What is being asked: Print the complete set of entries exactly.
==========
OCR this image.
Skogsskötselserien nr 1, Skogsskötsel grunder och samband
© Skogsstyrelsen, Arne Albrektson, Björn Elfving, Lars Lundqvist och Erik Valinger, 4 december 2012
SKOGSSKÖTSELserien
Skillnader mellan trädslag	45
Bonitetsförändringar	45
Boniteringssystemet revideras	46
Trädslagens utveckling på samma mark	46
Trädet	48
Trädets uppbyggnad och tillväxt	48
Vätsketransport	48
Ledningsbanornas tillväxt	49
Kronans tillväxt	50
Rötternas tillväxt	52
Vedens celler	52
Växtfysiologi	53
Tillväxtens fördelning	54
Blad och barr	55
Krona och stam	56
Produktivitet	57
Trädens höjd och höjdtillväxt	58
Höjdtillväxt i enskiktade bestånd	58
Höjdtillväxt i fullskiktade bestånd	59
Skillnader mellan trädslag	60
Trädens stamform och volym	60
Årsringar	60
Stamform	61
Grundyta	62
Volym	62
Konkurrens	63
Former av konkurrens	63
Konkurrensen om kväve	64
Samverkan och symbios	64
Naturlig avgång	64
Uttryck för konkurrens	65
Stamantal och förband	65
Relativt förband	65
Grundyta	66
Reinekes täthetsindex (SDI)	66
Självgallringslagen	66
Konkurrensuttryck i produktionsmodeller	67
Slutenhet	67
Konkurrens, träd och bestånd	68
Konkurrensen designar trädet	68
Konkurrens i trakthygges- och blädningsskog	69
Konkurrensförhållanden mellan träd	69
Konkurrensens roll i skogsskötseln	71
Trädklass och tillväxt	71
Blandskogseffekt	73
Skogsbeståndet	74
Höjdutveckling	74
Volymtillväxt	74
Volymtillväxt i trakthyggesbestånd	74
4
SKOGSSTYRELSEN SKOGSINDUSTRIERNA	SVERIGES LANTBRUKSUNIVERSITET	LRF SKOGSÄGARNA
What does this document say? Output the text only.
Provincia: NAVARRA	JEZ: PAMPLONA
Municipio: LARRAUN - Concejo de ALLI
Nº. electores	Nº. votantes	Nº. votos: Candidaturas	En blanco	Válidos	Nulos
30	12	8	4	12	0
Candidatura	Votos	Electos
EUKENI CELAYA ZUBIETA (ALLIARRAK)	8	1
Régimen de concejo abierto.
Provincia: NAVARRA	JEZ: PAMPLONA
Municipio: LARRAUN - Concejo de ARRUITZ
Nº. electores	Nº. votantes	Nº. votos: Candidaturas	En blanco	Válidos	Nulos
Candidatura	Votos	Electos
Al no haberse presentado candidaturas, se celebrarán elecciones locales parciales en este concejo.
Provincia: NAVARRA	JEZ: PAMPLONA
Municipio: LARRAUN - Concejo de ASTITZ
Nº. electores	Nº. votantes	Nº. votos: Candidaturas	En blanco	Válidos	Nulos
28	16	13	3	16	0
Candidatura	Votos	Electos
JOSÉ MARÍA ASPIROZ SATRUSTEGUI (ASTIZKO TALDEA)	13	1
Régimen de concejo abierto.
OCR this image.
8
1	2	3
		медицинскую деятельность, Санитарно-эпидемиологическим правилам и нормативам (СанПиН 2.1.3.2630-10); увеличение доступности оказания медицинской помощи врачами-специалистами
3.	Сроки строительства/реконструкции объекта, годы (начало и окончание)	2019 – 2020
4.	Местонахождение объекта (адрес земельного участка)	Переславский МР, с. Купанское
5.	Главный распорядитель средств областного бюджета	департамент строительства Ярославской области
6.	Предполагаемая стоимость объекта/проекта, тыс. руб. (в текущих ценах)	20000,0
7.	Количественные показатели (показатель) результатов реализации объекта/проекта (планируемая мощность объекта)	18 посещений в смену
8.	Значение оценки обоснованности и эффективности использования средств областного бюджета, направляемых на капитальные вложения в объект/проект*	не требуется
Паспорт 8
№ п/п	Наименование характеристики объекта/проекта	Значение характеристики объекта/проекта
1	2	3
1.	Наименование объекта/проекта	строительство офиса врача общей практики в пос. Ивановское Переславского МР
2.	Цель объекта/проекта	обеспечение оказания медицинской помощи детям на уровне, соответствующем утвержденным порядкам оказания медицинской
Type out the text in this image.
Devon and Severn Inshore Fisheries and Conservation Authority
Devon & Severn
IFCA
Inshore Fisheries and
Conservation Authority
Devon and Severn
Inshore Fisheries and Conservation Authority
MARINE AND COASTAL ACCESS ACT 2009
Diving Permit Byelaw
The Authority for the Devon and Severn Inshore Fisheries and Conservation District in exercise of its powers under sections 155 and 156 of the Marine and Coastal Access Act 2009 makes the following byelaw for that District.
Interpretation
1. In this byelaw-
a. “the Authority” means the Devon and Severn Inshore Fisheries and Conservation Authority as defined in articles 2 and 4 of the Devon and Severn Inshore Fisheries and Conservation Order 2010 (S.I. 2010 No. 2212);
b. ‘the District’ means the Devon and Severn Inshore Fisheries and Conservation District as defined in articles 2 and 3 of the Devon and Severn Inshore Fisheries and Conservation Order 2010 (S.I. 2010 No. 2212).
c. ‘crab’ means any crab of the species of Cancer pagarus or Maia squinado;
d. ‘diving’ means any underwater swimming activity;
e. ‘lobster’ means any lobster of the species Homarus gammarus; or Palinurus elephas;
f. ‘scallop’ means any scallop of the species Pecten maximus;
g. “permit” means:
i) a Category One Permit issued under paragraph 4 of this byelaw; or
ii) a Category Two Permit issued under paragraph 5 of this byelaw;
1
==========
Task answer:
OCR this image.
Skogsskötselserien nr 1, Skogsskötsel grunder och samband
© Skogsstyrelsen, Arne Albrektson, Björn Elfving, Lars Lundqvist och Erik Valinger, 4 december 2012
SKOGSSKÖTSELserien
Skillnader mellan trädslag	45
Bonitetsförändringar	45
Boniteringssystemet revideras	46
Trädslagens utveckling på samma mark	46
Trädet	48
Trädets uppbyggnad och tillväxt	48
Vätsketransport	48
Ledningsbanornas tillväxt	49
Kronans tillväxt	50
Rötternas tillväxt	52
Vedens celler	52
Växtfysiologi	53
Tillväxtens fördelning	54
Blad och barr	55
Krona och stam	56
Produktivitet	57
Trädens höjd och höjdtillväxt	58
Höjdtillväxt i enskiktade bestånd	58
Höjdtillväxt i fullskiktade bestånd	59
Skillnader mellan trädslag	60
Trädens stamform och volym	60
Årsringar	60
Stamform	61
Grundyta	62
Volym	62
Konkurrens	63
Former av konkurrens	63
Konkurrensen om kväve	64
Samverkan och symbios	64
Naturlig avgång	64
Uttryck för konkurrens	65
Stamantal och förband	65
Relativt förband	65
Grundyta	66
Reinekes täthetsindex (SDI)	66
Självgallringslagen	66
Konkurrensuttryck i produktionsmodeller	67
Slutenhet	67
Konkurrens, träd och bestånd	68
Konkurrensen designar trädet	68
Konkurrens i trakthygges- och blädningsskog	69
Konkurrensförhållanden mellan träd	69
Konkurrensens roll i skogsskötseln	71
Trädklass och tillväxt	71
Blandskogseffekt	73
Skogsbeståndet	74
Höjdutveckling	74
Volymtillväxt	74
Volymtillväxt i trakthyggesbestånd	74
4
SKOGSSTYRELSEN SKOGSINDUSTRIERNA	SVERIGES LANTBRUKSUNIVERSITET	LRF SKOGSÄGARNA
What does this document say? Output the text only.
Provincia: NAVARRA	JEZ: PAMPLONA
Municipio: LARRAUN - Concejo de ALLI
Nº. electores	Nº. votantes	Nº. votos: Candidaturas	En blanco	Válidos	Nulos
30	12	8	4	12	0
Candidatura	Votos	Electos
EUKENI CELAYA ZUBIETA (ALLIARRAK)	8	1
Régimen de concejo abierto.
Provincia: NAVARRA	JEZ: PAMPLONA
Municipio: LARRAUN - Concejo de ARRUITZ
Nº. electores	Nº. votantes	Nº. votos: Candidaturas	En blanco	Válidos	Nulos
Candidatura	Votos	Electos
Al no haberse presentado candidaturas, se celebrarán elecciones locales parciales en este concejo.
Provincia: NAVARRA	JEZ: PAMPLONA
Municipio: LARRAUN - Concejo de ASTITZ
Nº. electores	Nº. votantes	Nº. votos: Candidaturas	En blanco	Válidos	Nulos
28	16	13	3	16	0
Candidatura	Votos	Electos
JOSÉ MARÍA ASPIROZ SATRUSTEGUI (ASTIZKO TALDEA)	13	1
Régimen de concejo abierto.
OCR this image.
8
1	2	3
		медицинскую деятельность, Санитарно-эпидемиологическим правилам и нормативам (СанПиН 2.1.3.2630-10); увеличение доступности оказания медицинской помощи врачами-специалистами
3.	Сроки строительства/реконструкции объекта, годы (начало и окончание)	2019 – 2020
4.	Местонахождение объекта (адрес земельного участка)	Переславский МР, с. Купанское
5.	Главный распорядитель средств областного бюджета	департамент строительства Ярославской области
6.	Предполагаемая стоимость объекта/проекта, тыс. руб. (в текущих ценах)	20000,0
7.	Количественные показатели (показатель) результатов реализации объекта/проекта (планируемая мощность объекта)	18 посещений в смену
8.	Значение оценки обоснованности и эффективности использования средств областного бюджета, направляемых на капитальные вложения в объект/проект*	не требуется
Паспорт 8
№ п/п	Наименование характеристики объекта/проекта	Значение характеристики объекта/проекта
1	2	3
1.	Наименование объекта/проекта	строительство офиса врача общей практики в пос. Ивановское Переславского МР
2.	Цель объекта/проекта	обеспечение оказания медицинской помощи детям на уровне, соответствующем утвержденным порядкам оказания медицинской
Type out the text in this image.
Devon and Severn Inshore Fisheries and Conservation Authority
Devon & Severn
IFCA
Inshore Fisheries and
Conservation Authority
Devon and Severn
Inshore Fisheries and Conservation Authority
MARINE AND COASTAL ACCESS ACT 2009
Diving Permit Byelaw
The Authority for the Devon and Severn Inshore Fisheries and Conservation District in exercise of its powers under sections 155 and 156 of the Marine and Coastal Access Act 2009 makes the following byelaw for that District.
Interpretation
1. In this byelaw-
a. “the Authority” means the Devon and Severn Inshore Fisheries and Conservation Authority as defined in articles 2 and 4 of the Devon and Severn Inshore Fisheries and Conservation Order 2010 (S.I. 2010 No. 2212);
b. ‘the District’ means the Devon and Severn Inshore Fisheries and Conservation District as defined in articles 2 and 3 of the Devon and Severn Inshore Fisheries and Conservation Order 2010 (S.I. 2010 No. 2212).
c. ‘crab’ means any crab of the species of Cancer pagarus or Maia squinado;
d. ‘diving’ means any underwater swimming activity;
e. ‘lobster’ means any lobster of the species Homarus gammarus; or Palinurus elephas;
f. ‘scallop’ means any scallop of the species Pecten maximus;
g. “permit” means:
i) a Category One Permit issued under paragraph 4 of this byelaw; or
ii) a Category Two Permit issued under paragraph 5 of this byelaw;
1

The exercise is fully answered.